» Work to complete
In your copy, repeat the records exactly and leave out the pictures.

» Exercise material
====================
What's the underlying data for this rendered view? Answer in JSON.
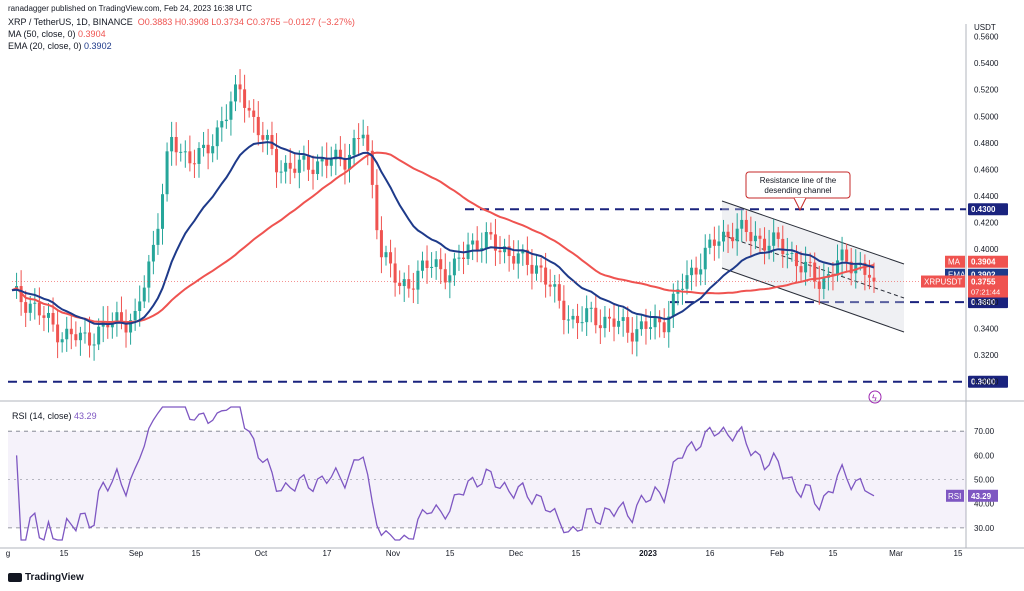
{
  "header": {
    "author_line": "ranadagger published on TradingView.com, Feb 24, 2023 16:38 UTC",
    "symbol": "XRP / TetherUS, 1D, BINANCE",
    "ohlc": "O0.3883  H0.3908  L0.3734  C0.3755  −0.0127 (−3.27%)",
    "ma_label": "MA (50, close, 0)",
    "ma_value": "0.3904",
    "ema_label": "EMA (20, close, 0)",
    "ema_value": "0.3902",
    "rsi_label": "RSI (14, close)",
    "rsi_value": "43.29"
  },
  "branding": {
    "logo_text": "TradingView"
  },
  "colors": {
    "up": "#26a69a",
    "down": "#ef5350",
    "ma50": "#ef5350",
    "ema20": "#1e3a8a",
    "rsi": "#7e57c2",
    "level": "#1a237e",
    "channel": "#2a2e39"
  },
  "chart_data": {
    "type": "candlestick",
    "title": "XRP / TetherUS, 1D, BINANCE",
    "price_axis_label": "USDT",
    "price_ticks": [
      "0.5600",
      "0.5400",
      "0.5200",
      "0.5000",
      "0.4800",
      "0.4600",
      "0.4400",
      "0.4200",
      "0.4000",
      "0.3800",
      "0.3600",
      "0.3400",
      "0.3200",
      "0.3000"
    ],
    "price_range": [
      0.29,
      0.562
    ],
    "x_ticks": [
      "g",
      "15",
      "Sep",
      "15",
      "Oct",
      "17",
      "Nov",
      "15",
      "Dec",
      "15",
      "2023",
      "16",
      "Feb",
      "15",
      "Mar",
      "15"
    ],
    "close_series": [
      {
        "date": "Aug 20",
        "close": 0.365
      },
      {
        "date": "Aug 24",
        "close": 0.36
      },
      {
        "date": "Aug 28",
        "close": 0.345
      },
      {
        "date": "Sep 1",
        "close": 0.335
      },
      {
        "date": "Sep 5",
        "close": 0.332
      },
      {
        "date": "Sep 9",
        "close": 0.338
      },
      {
        "date": "Sep 13",
        "close": 0.348
      },
      {
        "date": "Sep 17",
        "close": 0.345
      },
      {
        "date": "Sep 20",
        "close": 0.4
      },
      {
        "date": "Sep 23",
        "close": 0.48
      },
      {
        "date": "Sep 27",
        "close": 0.47
      },
      {
        "date": "Oct 1",
        "close": 0.47
      },
      {
        "date": "Oct 5",
        "close": 0.5
      },
      {
        "date": "Oct 9",
        "close": 0.52
      },
      {
        "date": "Oct 13",
        "close": 0.49
      },
      {
        "date": "Oct 17",
        "close": 0.465
      },
      {
        "date": "Oct 21",
        "close": 0.46
      },
      {
        "date": "Oct 25",
        "close": 0.465
      },
      {
        "date": "Oct 29",
        "close": 0.465
      },
      {
        "date": "Nov 2",
        "close": 0.47
      },
      {
        "date": "Nov 6",
        "close": 0.488
      },
      {
        "date": "Nov 8",
        "close": 0.4
      },
      {
        "date": "Nov 10",
        "close": 0.37
      },
      {
        "date": "Nov 14",
        "close": 0.38
      },
      {
        "date": "Nov 18",
        "close": 0.39
      },
      {
        "date": "Nov 22",
        "close": 0.38
      },
      {
        "date": "Nov 26",
        "close": 0.405
      },
      {
        "date": "Nov 30",
        "close": 0.405
      },
      {
        "date": "Dec 4",
        "close": 0.4
      },
      {
        "date": "Dec 8",
        "close": 0.39
      },
      {
        "date": "Dec 12",
        "close": 0.387
      },
      {
        "date": "Dec 15",
        "close": 0.36
      },
      {
        "date": "Dec 19",
        "close": 0.345
      },
      {
        "date": "Dec 23",
        "close": 0.35
      },
      {
        "date": "Dec 27",
        "close": 0.345
      },
      {
        "date": "Dec 31",
        "close": 0.34
      },
      {
        "date": "Jan 4",
        "close": 0.34
      },
      {
        "date": "Jan 8",
        "close": 0.345
      },
      {
        "date": "Jan 12",
        "close": 0.37
      },
      {
        "date": "Jan 16",
        "close": 0.39
      },
      {
        "date": "Jan 20",
        "close": 0.405
      },
      {
        "date": "Jan 24",
        "close": 0.415
      },
      {
        "date": "Jan 28",
        "close": 0.41
      },
      {
        "date": "Feb 1",
        "close": 0.405
      },
      {
        "date": "Feb 5",
        "close": 0.4
      },
      {
        "date": "Feb 9",
        "close": 0.385
      },
      {
        "date": "Feb 13",
        "close": 0.375
      },
      {
        "date": "Feb 17",
        "close": 0.39
      },
      {
        "date": "Feb 21",
        "close": 0.39
      },
      {
        "date": "Feb 24",
        "close": 0.3755
      }
    ],
    "horizontal_levels": [
      {
        "label": "0.4300",
        "value": 0.43
      },
      {
        "label": "0.3600",
        "value": 0.36
      },
      {
        "label": "0.3000",
        "value": 0.3
      }
    ],
    "price_badges": [
      {
        "label": "MA",
        "value": "0.3904",
        "color": "#ef5350"
      },
      {
        "label": "EMA",
        "value": "0.3902",
        "color": "#1e3a8a"
      },
      {
        "label": "XRPUSDT",
        "value": "0.3755",
        "countdown": "07:21:44",
        "color": "#ef5350"
      }
    ],
    "annotation": "Resistance line of the desending channel",
    "rsi": {
      "ticks": [
        "70.00",
        "60.00",
        "50.00",
        "40.00",
        "30.00"
      ],
      "range": [
        25,
        80
      ],
      "overbought": 70,
      "oversold": 30,
      "last": "43.29",
      "badge": "RSI"
    }
  }
}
====================
» Solved exercise
What's the underlying data for this rendered view? Answer in JSON.
{
  "header": {
    "author_line": "ranadagger published on TradingView.com, Feb 24, 2023 16:38 UTC",
    "symbol": "XRP / TetherUS, 1D, BINANCE",
    "ohlc": "O0.3883  H0.3908  L0.3734  C0.3755  −0.0127 (−3.27%)",
    "ma_label": "MA (50, close, 0)",
    "ma_value": "0.3904",
    "ema_label": "EMA (20, close, 0)",
    "ema_value": "0.3902",
    "rsi_label": "RSI (14, close)",
    "rsi_value": "43.29"
  },
  "branding": {
    "logo_text": "TradingView"
  },
  "colors": {
    "up": "#26a69a",
    "down": "#ef5350",
    "ma50": "#ef5350",
    "ema20": "#1e3a8a",
    "rsi": "#7e57c2",
    "level": "#1a237e",
    "channel": "#2a2e39"
  },
  "chart_data": {
    "type": "candlestick",
    "title": "XRP / TetherUS, 1D, BINANCE",
    "price_axis_label": "USDT",
    "price_ticks": [
      "0.5600",
      "0.5400",
      "0.5200",
      "0.5000",
      "0.4800",
      "0.4600",
      "0.4400",
      "0.4200",
      "0.4000",
      "0.3800",
      "0.3600",
      "0.3400",
      "0.3200",
      "0.3000"
    ],
    "price_range": [
      0.29,
      0.562
    ],
    "x_ticks": [
      "g",
      "15",
      "Sep",
      "15",
      "Oct",
      "17",
      "Nov",
      "15",
      "Dec",
      "15",
      "2023",
      "16",
      "Feb",
      "15",
      "Mar",
      "15"
    ],
    "close_series": [
      {
        "date": "Aug 20",
        "close": 0.365
      },
      {
        "date": "Aug 24",
        "close": 0.36
      },
      {
        "date": "Aug 28",
        "close": 0.345
      },
      {
        "date": "Sep 1",
        "close": 0.335
      },
      {
        "date": "Sep 5",
        "close": 0.332
      },
      {
        "date": "Sep 9",
        "close": 0.338
      },
      {
        "date": "Sep 13",
        "close": 0.348
      },
      {
        "date": "Sep 17",
        "close": 0.345
      },
      {
        "date": "Sep 20",
        "close": 0.4
      },
      {
        "date": "Sep 23",
        "close": 0.48
      },
      {
        "date": "Sep 27",
        "close": 0.47
      },
      {
        "date": "Oct 1",
        "close": 0.47
      },
      {
        "date": "Oct 5",
        "close": 0.5
      },
      {
        "date": "Oct 9",
        "close": 0.52
      },
      {
        "date": "Oct 13",
        "close": 0.49
      },
      {
        "date": "Oct 17",
        "close": 0.465
      },
      {
        "date": "Oct 21",
        "close": 0.46
      },
      {
        "date": "Oct 25",
        "close": 0.465
      },
      {
        "date": "Oct 29",
        "close": 0.465
      },
      {
        "date": "Nov 2",
        "close": 0.47
      },
      {
        "date": "Nov 6",
        "close": 0.488
      },
      {
        "date": "Nov 8",
        "close": 0.4
      },
      {
        "date": "Nov 10",
        "close": 0.37
      },
      {
        "date": "Nov 14",
        "close": 0.38
      },
      {
        "date": "Nov 18",
        "close": 0.39
      },
      {
        "date": "Nov 22",
        "close": 0.38
      },
      {
        "date": "Nov 26",
        "close": 0.405
      },
      {
        "date": "Nov 30",
        "close": 0.405
      },
      {
        "date": "Dec 4",
        "close": 0.4
      },
      {
        "date": "Dec 8",
        "close": 0.39
      },
      {
        "date": "Dec 12",
        "close": 0.387
      },
      {
        "date": "Dec 15",
        "close": 0.36
      },
      {
        "date": "Dec 19",
        "close": 0.345
      },
      {
        "date": "Dec 23",
        "close": 0.35
      },
      {
        "date": "Dec 27",
        "close": 0.345
      },
      {
        "date": "Dec 31",
        "close": 0.34
      },
      {
        "date": "Jan 4",
        "close": 0.34
      },
      {
        "date": "Jan 8",
        "close": 0.345
      },
      {
        "date": "Jan 12",
        "close": 0.37
      },
      {
        "date": "Jan 16",
        "close": 0.39
      },
      {
        "date": "Jan 20",
        "close": 0.405
      },
      {
        "date": "Jan 24",
        "close": 0.415
      },
      {
        "date": "Jan 28",
        "close": 0.41
      },
      {
        "date": "Feb 1",
        "close": 0.405
      },
      {
        "date": "Feb 5",
        "close": 0.4
      },
      {
        "date": "Feb 9",
        "close": 0.385
      },
      {
        "date": "Feb 13",
        "close": 0.375
      },
      {
        "date": "Feb 17",
        "close": 0.39
      },
      {
        "date": "Feb 21",
        "close": 0.39
      },
      {
        "date": "Feb 24",
        "close": 0.3755
      }
    ],
    "horizontal_levels": [
      {
        "label": "0.4300",
        "value": 0.43
      },
      {
        "label": "0.3600",
        "value": 0.36
      },
      {
        "label": "0.3000",
        "value": 0.3
      }
    ],
    "price_badges": [
      {
        "label": "MA",
        "value": "0.3904",
        "color": "#ef5350"
      },
      {
        "label": "EMA",
        "value": "0.3902",
        "color": "#1e3a8a"
      },
      {
        "label": "XRPUSDT",
        "value": "0.3755",
        "countdown": "07:21:44",
        "color": "#ef5350"
      }
    ],
    "annotation": "Resistance line of the desending channel",
    "rsi": {
      "ticks": [
        "70.00",
        "60.00",
        "50.00",
        "40.00",
        "30.00"
      ],
      "range": [
        25,
        80
      ],
      "overbought": 70,
      "oversold": 30,
      "last": "43.29",
      "badge": "RSI"
    }
  }
}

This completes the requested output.